Search the records below for the word "values". Pull out each line that has it.

+===+

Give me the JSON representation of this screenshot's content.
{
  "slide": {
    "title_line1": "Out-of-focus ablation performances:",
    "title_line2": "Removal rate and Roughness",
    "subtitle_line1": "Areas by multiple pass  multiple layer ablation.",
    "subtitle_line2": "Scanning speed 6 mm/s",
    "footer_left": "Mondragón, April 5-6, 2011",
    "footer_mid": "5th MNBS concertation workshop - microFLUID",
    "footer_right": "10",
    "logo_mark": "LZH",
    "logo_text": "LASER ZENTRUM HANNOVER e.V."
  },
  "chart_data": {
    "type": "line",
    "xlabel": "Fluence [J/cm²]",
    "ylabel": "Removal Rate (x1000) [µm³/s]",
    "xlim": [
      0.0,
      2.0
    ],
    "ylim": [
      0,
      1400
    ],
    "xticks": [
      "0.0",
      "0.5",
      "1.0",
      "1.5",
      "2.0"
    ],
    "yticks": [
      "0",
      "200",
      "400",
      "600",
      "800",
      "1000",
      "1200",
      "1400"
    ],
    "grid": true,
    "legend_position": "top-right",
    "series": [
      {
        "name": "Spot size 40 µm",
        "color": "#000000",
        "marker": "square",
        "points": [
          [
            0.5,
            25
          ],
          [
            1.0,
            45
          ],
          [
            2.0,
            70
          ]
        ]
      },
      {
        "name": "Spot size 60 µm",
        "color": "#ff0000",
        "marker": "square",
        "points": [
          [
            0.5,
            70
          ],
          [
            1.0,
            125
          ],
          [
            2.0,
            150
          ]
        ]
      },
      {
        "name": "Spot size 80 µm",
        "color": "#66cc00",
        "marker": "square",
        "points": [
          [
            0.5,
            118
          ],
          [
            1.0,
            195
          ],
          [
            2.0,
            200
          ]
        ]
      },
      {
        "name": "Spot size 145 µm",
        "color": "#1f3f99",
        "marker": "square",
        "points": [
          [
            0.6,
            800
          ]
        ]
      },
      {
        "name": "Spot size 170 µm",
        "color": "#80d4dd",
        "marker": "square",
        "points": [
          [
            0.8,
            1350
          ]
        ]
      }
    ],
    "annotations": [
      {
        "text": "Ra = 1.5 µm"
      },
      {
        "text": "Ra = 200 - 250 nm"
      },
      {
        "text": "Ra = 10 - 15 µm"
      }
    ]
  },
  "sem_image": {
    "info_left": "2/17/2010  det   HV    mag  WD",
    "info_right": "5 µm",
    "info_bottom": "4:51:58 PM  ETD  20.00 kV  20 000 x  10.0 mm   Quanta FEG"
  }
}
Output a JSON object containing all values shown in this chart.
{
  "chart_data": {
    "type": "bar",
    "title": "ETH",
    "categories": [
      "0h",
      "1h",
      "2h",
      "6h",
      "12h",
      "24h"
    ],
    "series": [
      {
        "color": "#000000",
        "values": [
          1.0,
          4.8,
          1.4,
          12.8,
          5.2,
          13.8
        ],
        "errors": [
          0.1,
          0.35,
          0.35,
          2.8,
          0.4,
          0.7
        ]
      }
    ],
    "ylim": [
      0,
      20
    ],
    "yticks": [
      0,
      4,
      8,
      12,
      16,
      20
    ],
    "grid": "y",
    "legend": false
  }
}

+===+

=== Solution to this problem ===
Output a JSON object containing all values shown in this chart.
        "values": [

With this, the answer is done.